• _Task instructions_: Set down the data below without change, skipping the pictures it holds.

• _Excerpted data_:
-*-*-

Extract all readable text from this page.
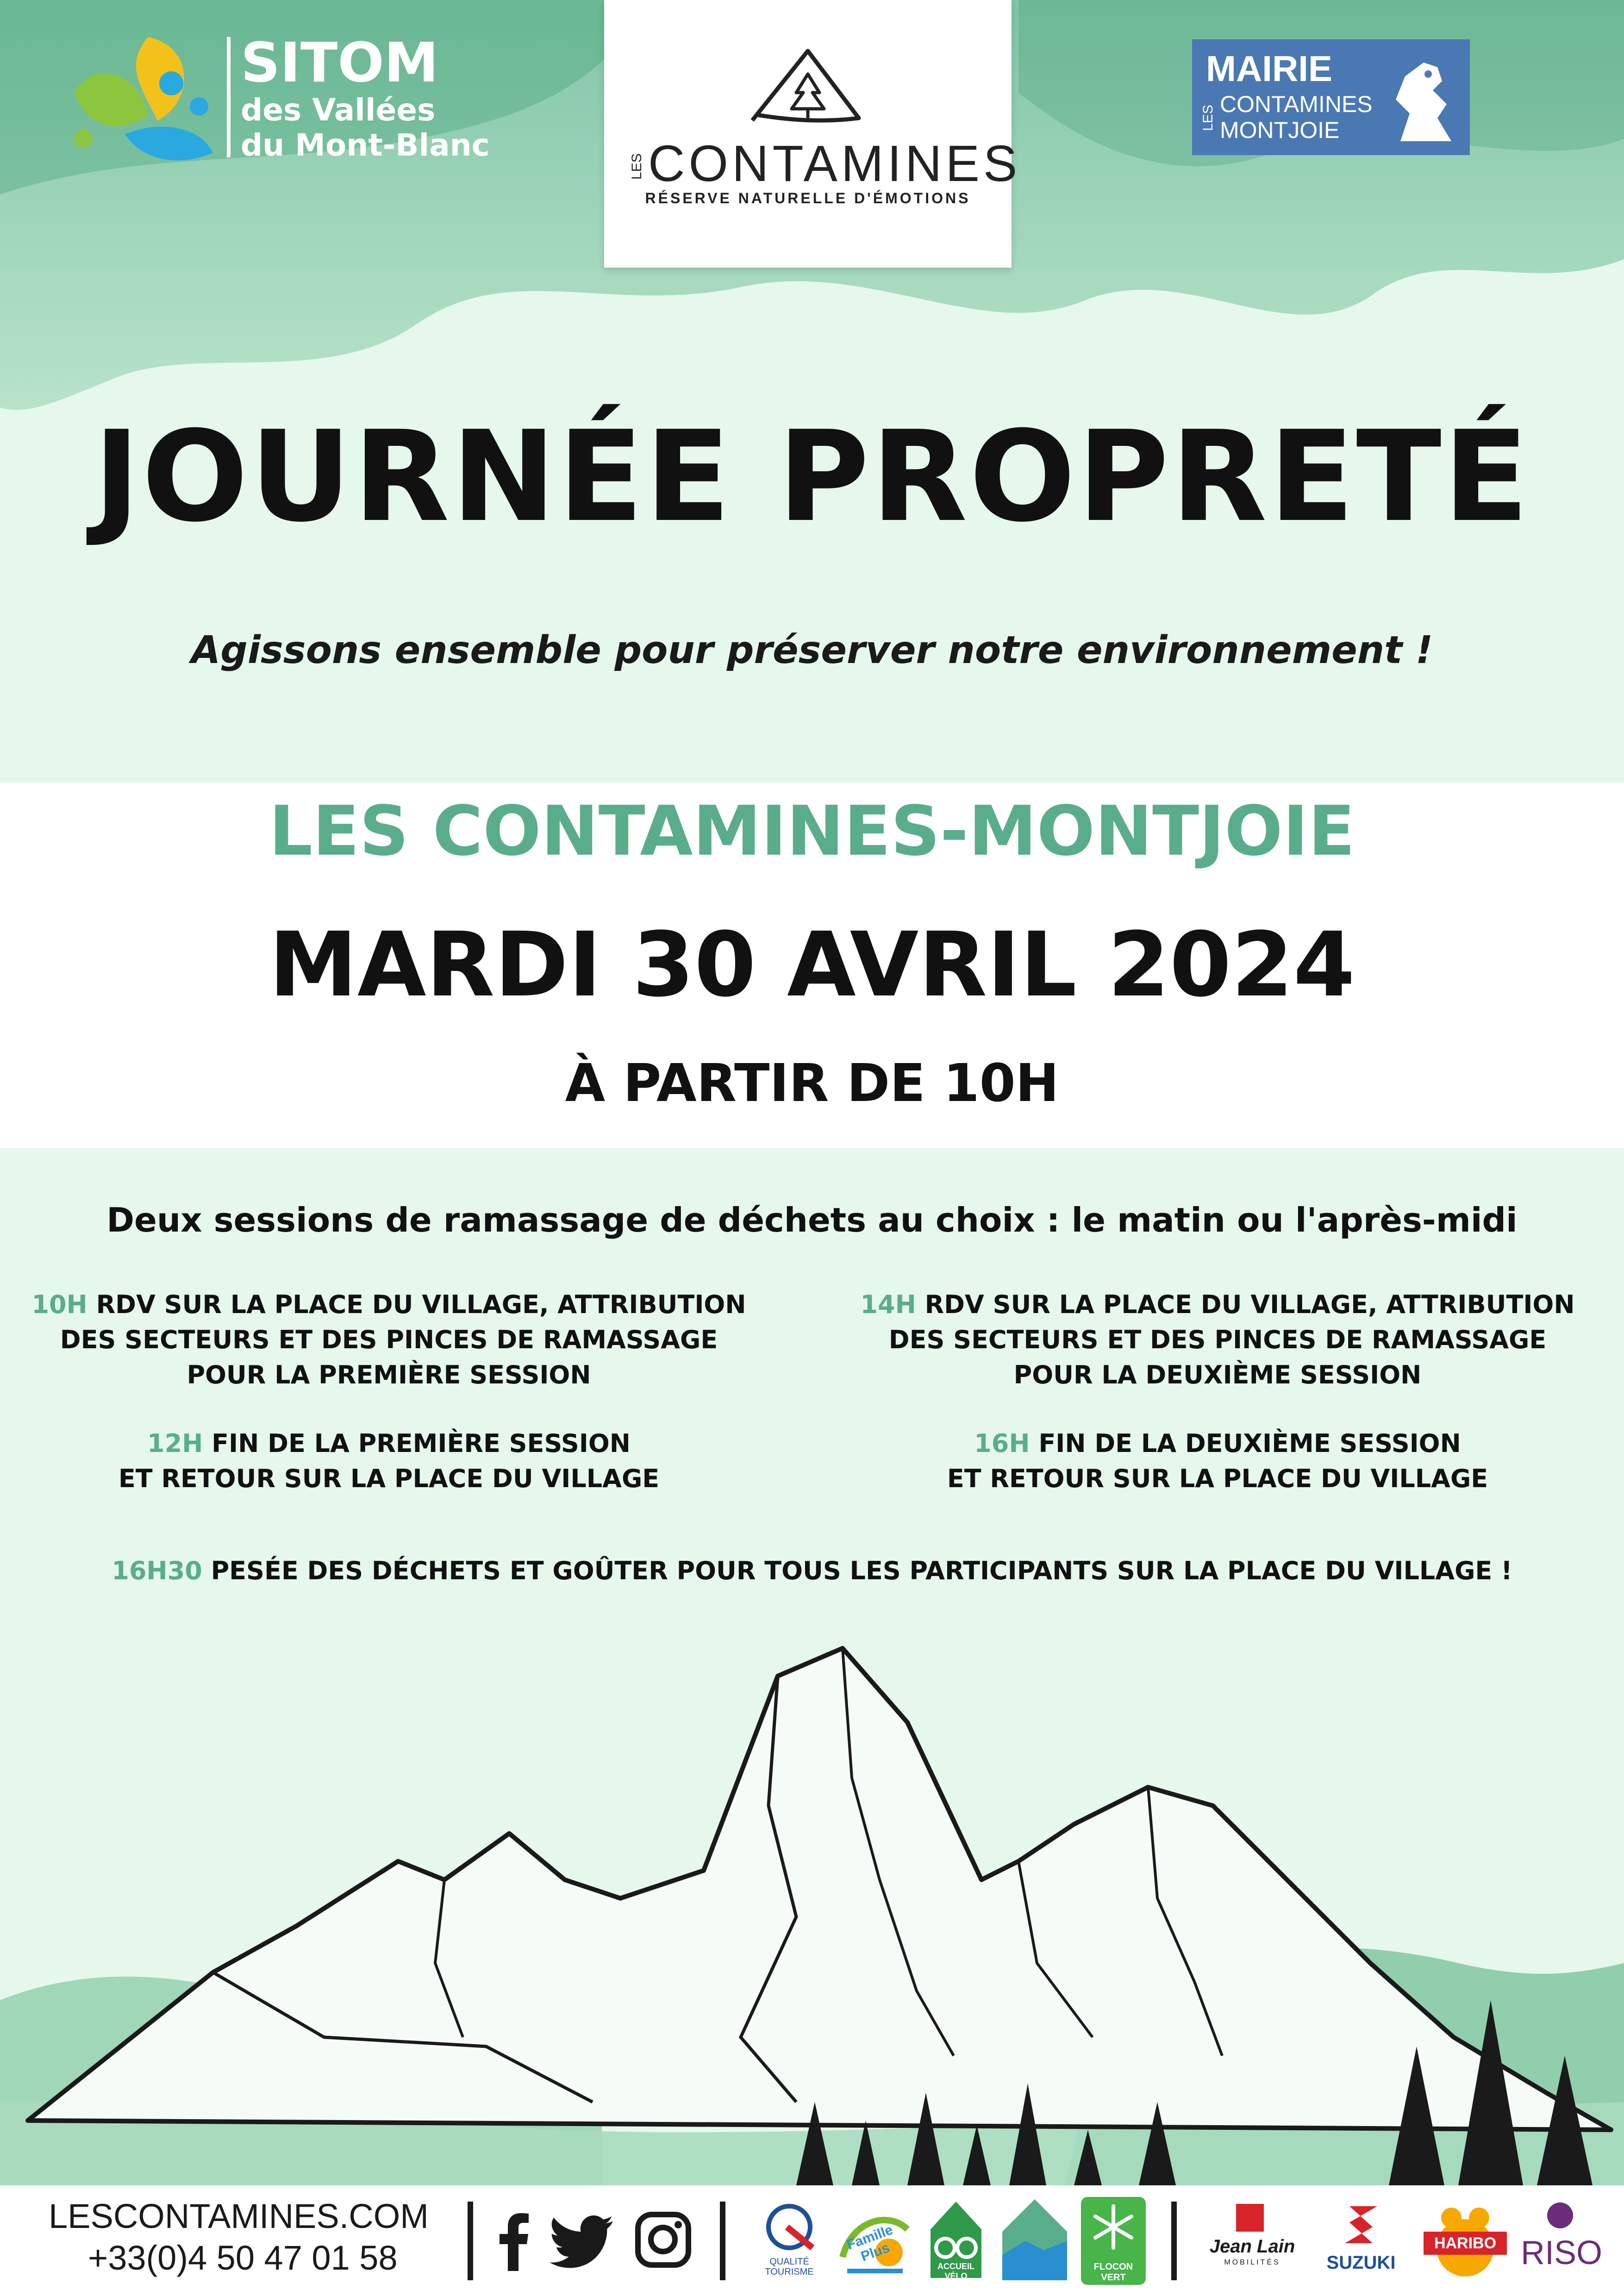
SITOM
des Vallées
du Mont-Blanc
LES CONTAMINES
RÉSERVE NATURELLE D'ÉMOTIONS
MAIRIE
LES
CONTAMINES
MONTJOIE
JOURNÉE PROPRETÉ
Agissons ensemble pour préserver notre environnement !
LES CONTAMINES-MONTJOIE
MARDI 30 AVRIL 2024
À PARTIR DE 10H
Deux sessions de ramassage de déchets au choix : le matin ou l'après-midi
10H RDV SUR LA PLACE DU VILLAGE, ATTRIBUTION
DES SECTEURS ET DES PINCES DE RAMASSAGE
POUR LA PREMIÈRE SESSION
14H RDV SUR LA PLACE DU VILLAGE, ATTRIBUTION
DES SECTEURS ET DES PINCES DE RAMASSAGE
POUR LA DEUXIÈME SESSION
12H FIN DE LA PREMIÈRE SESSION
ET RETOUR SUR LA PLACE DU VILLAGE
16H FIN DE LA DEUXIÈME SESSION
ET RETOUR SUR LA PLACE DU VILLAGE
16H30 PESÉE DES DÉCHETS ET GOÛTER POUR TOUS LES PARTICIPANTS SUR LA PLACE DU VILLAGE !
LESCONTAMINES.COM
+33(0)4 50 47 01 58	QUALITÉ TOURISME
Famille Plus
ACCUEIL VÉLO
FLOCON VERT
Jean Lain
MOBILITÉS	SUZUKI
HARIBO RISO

-*-*-

• _Solution_:
Extract all readable text from this page.
SITOM
des Vallées
du Mont-Blanc
LES CONTAMINES
RÉSERVE NATURELLE D'ÉMOTIONS
MAIRIE
LES
CONTAMINES
MONTJOIE
JOURNÉE PROPRETÉ
Agissons ensemble pour préserver notre environnement !
LES CONTAMINES-MONTJOIE
MARDI 30 AVRIL 2024
À PARTIR DE 10H
Deux sessions de ramassage de déchets au choix : le matin ou l'après-midi
10H RDV SUR LA PLACE DU VILLAGE, ATTRIBUTION
DES SECTEURS ET DES PINCES DE RAMASSAGE
POUR LA PREMIÈRE SESSION
14H RDV SUR LA PLACE DU VILLAGE, ATTRIBUTION
DES SECTEURS ET DES PINCES DE RAMASSAGE
POUR LA DEUXIÈME SESSION
12H FIN DE LA PREMIÈRE SESSION
ET RETOUR SUR LA PLACE DU VILLAGE
16H FIN DE LA DEUXIÈME SESSION
ET RETOUR SUR LA PLACE DU VILLAGE
16H30 PESÉE DES DÉCHETS ET GOÛTER POUR TOUS LES PARTICIPANTS SUR LA PLACE DU VILLAGE !
LESCONTAMINES.COM
+33(0)4 50 47 01 58	QUALITÉ TOURISME
Famille Plus
ACCUEIL VÉLO
FLOCON VERT
Jean Lain
MOBILITÉS	SUZUKI
HARIBO RISO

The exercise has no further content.